▶ **What the task requires**: Tally the lines that hold the word "analogici" and reply with that figure only.

▶ **Dataset items**:
___
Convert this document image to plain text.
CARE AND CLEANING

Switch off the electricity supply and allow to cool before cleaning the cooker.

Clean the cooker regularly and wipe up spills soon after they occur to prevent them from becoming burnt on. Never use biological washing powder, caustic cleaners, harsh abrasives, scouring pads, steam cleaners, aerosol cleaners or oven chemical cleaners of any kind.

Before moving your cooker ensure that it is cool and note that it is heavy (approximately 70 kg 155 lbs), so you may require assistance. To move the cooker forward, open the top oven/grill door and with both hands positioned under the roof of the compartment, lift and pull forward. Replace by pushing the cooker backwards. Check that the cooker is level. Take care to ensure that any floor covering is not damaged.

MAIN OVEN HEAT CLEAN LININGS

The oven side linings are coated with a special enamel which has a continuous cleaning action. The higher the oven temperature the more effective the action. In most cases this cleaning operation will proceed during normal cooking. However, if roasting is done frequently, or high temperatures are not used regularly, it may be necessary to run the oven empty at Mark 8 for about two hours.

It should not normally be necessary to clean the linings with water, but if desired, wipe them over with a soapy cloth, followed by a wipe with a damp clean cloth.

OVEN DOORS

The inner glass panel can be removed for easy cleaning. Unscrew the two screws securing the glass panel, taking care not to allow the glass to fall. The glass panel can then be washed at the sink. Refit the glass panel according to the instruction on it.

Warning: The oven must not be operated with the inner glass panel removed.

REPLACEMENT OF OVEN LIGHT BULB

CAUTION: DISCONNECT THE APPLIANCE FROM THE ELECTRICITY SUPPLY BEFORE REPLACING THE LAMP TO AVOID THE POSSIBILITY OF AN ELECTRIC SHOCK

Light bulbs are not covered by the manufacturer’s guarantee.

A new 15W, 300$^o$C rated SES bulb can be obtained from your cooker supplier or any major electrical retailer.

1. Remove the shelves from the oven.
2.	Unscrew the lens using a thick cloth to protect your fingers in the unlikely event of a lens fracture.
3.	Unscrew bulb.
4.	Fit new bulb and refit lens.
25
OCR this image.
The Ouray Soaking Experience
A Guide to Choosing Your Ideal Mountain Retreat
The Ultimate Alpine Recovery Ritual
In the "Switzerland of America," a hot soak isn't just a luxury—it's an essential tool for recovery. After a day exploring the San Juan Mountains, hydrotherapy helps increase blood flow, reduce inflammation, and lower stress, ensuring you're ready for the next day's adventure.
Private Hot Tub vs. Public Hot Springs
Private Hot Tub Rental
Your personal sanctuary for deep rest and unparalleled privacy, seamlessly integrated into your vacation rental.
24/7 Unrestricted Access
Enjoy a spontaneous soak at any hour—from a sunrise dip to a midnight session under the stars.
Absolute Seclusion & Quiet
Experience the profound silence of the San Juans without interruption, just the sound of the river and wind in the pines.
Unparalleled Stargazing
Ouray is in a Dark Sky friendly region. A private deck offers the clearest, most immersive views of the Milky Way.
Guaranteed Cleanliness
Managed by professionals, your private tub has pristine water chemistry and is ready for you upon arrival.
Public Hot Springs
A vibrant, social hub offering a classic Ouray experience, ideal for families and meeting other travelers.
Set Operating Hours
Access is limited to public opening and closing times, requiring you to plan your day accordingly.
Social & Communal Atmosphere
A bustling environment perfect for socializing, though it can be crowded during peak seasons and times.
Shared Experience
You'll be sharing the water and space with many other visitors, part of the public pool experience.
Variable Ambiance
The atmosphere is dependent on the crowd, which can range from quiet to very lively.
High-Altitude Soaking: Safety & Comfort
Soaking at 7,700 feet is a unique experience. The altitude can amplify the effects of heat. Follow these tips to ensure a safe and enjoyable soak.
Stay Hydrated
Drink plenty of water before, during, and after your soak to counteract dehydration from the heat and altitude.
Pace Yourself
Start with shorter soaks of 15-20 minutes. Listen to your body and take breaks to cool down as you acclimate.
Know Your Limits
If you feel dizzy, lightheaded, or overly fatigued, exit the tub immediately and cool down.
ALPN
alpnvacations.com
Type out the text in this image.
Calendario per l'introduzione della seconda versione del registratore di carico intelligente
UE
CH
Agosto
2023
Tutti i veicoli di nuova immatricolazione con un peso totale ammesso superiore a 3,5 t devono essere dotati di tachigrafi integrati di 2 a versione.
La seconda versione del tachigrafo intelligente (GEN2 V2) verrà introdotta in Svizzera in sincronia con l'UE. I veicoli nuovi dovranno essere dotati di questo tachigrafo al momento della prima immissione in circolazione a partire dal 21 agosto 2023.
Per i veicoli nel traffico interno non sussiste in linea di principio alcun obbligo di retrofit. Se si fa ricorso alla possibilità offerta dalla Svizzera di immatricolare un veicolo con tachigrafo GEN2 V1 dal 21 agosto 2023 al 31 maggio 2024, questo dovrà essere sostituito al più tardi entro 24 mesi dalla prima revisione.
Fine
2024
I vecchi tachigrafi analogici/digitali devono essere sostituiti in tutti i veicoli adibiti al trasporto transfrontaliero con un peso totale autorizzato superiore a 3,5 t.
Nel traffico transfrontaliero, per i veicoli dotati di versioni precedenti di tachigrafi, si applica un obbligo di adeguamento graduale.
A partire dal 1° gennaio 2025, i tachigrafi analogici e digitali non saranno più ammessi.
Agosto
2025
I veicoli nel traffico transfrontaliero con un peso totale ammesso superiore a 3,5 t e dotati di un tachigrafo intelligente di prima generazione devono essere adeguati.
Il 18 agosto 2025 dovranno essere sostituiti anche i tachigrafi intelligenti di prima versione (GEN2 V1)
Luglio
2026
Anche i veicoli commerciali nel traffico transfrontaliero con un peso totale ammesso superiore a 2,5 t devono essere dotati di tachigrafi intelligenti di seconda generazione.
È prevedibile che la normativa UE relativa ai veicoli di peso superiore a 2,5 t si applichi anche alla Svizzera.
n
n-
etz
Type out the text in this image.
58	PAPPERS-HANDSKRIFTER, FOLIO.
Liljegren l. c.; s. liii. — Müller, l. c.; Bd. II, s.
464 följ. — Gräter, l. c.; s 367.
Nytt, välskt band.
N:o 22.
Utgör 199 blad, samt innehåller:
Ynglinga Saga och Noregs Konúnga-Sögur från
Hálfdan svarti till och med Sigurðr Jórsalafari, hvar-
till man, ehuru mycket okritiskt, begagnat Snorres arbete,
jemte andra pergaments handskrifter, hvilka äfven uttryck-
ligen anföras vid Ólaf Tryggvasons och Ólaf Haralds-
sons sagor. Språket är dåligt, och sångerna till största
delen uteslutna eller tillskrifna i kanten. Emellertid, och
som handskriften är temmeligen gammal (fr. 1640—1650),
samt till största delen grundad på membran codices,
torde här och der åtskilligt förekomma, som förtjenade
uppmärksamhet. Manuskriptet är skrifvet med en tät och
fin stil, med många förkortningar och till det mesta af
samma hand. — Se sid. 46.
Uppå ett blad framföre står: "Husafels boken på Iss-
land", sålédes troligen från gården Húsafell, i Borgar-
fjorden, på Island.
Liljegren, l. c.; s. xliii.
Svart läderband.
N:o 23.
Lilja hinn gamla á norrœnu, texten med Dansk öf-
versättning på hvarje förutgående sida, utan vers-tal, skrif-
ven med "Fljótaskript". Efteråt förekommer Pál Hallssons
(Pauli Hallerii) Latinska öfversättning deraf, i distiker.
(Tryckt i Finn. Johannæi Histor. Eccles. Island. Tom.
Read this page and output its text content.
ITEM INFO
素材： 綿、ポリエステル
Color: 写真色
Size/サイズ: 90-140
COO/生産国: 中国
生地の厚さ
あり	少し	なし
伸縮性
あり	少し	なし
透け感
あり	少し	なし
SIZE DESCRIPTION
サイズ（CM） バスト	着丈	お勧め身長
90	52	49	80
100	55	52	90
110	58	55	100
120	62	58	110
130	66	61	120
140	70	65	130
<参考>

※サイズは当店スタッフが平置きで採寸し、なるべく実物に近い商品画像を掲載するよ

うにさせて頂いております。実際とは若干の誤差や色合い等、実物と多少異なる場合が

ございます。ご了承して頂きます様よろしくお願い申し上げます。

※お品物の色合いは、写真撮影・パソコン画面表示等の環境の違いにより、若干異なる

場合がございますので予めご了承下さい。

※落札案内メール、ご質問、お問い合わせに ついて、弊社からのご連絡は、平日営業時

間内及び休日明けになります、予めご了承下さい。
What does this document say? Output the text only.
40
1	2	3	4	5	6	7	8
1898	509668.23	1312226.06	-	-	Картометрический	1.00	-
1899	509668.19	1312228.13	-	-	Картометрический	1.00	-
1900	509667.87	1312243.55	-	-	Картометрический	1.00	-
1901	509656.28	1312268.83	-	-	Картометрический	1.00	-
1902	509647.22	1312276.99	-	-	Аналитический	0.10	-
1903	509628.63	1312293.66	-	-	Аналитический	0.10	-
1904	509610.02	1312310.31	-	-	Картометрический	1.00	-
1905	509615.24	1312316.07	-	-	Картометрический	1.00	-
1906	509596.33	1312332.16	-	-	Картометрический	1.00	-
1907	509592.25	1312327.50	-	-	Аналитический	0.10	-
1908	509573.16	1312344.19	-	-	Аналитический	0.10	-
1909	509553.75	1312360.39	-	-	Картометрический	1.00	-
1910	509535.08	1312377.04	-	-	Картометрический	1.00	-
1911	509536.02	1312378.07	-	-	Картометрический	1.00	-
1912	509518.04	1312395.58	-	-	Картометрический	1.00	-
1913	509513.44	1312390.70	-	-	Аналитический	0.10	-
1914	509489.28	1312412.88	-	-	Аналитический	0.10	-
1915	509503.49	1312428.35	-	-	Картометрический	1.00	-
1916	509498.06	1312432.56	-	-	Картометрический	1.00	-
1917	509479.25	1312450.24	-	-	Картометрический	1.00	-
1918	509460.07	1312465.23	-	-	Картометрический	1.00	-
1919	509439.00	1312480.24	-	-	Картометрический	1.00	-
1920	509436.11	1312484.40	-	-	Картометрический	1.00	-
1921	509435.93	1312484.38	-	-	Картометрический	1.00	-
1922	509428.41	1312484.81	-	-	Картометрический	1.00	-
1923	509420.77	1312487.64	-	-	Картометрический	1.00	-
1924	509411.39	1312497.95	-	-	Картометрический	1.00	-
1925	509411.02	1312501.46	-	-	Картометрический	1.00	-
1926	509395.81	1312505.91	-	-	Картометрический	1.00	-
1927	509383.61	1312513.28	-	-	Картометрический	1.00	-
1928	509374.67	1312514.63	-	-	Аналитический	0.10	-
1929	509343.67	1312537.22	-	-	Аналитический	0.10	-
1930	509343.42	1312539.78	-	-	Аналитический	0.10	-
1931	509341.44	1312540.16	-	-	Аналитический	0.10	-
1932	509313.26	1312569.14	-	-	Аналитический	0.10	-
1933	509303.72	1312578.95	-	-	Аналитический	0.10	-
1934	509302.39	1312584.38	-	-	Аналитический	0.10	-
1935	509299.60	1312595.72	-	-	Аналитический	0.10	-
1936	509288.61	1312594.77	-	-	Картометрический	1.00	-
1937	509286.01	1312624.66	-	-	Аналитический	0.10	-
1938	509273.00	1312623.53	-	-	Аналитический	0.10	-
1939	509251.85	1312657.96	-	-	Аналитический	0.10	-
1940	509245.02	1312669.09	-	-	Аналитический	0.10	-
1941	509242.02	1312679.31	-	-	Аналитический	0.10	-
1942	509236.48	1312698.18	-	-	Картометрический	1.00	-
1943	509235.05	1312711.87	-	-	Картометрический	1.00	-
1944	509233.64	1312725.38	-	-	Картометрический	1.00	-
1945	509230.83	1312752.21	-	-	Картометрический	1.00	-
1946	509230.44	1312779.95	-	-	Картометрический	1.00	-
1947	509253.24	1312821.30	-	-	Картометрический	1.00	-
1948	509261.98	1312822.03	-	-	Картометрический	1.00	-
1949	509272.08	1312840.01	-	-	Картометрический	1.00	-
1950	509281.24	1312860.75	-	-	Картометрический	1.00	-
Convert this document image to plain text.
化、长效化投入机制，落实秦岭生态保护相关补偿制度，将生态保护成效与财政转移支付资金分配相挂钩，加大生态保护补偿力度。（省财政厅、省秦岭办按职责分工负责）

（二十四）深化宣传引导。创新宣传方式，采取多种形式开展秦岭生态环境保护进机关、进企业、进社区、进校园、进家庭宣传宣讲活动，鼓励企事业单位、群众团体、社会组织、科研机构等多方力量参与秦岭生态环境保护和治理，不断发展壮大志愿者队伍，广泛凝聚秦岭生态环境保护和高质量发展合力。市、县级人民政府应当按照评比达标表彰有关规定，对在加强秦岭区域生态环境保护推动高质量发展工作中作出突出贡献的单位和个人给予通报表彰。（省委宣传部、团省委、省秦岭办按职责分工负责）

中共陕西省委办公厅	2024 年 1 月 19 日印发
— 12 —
___
▶ **Finished task**: 2